** BEGIN **
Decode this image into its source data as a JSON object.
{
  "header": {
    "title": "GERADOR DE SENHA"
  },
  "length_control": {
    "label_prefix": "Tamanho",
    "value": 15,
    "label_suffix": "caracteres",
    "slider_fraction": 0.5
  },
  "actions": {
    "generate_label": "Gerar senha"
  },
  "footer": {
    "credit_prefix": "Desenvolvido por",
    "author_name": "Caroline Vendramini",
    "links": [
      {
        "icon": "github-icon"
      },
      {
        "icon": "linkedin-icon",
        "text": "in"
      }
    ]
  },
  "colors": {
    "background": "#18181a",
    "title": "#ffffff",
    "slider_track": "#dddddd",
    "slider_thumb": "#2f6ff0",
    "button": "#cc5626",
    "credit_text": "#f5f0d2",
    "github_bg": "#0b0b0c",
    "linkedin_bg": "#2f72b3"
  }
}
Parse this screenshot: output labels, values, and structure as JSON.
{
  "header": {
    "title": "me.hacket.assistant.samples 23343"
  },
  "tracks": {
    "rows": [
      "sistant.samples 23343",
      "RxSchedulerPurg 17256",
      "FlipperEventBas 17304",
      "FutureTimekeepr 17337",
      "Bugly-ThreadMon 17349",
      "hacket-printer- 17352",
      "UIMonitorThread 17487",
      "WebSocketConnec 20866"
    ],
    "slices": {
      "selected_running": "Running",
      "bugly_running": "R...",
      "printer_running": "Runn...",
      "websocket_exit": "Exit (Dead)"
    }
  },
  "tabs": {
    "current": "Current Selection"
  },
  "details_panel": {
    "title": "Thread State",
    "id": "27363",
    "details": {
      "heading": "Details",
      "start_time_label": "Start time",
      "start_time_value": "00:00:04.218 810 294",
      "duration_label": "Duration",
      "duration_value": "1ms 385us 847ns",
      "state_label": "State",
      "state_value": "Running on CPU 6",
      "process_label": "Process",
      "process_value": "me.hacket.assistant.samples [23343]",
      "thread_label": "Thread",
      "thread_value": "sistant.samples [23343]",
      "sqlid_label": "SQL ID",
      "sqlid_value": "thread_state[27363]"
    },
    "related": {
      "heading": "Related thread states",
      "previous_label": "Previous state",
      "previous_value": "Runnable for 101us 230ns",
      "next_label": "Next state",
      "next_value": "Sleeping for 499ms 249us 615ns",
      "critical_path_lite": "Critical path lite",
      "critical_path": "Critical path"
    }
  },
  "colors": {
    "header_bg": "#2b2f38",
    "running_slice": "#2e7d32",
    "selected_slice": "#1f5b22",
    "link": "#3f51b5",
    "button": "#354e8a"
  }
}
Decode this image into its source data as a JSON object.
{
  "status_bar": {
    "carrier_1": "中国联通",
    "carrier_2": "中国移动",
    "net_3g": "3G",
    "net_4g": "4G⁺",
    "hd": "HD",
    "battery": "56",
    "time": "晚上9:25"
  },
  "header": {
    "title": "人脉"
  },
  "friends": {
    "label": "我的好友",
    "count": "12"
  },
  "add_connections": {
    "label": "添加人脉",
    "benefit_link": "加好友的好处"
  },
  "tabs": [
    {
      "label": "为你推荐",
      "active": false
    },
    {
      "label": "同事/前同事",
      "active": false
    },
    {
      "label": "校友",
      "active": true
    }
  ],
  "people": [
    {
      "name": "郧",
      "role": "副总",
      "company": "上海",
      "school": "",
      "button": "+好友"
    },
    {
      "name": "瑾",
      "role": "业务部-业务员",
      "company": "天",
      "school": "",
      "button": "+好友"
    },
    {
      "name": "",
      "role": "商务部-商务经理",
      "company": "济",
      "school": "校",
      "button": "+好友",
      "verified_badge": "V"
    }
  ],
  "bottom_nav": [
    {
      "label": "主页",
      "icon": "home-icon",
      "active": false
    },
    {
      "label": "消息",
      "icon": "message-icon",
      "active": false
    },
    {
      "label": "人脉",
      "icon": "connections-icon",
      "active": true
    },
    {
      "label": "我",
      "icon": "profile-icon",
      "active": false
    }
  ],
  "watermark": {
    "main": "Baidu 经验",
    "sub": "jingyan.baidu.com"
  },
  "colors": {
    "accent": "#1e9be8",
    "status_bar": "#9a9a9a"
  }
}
** END **
▸ Exercise details: Show every line where the string "heading" appears.

▸ Worked solution:
      "heading": "Details",
      "heading": "Related thread states",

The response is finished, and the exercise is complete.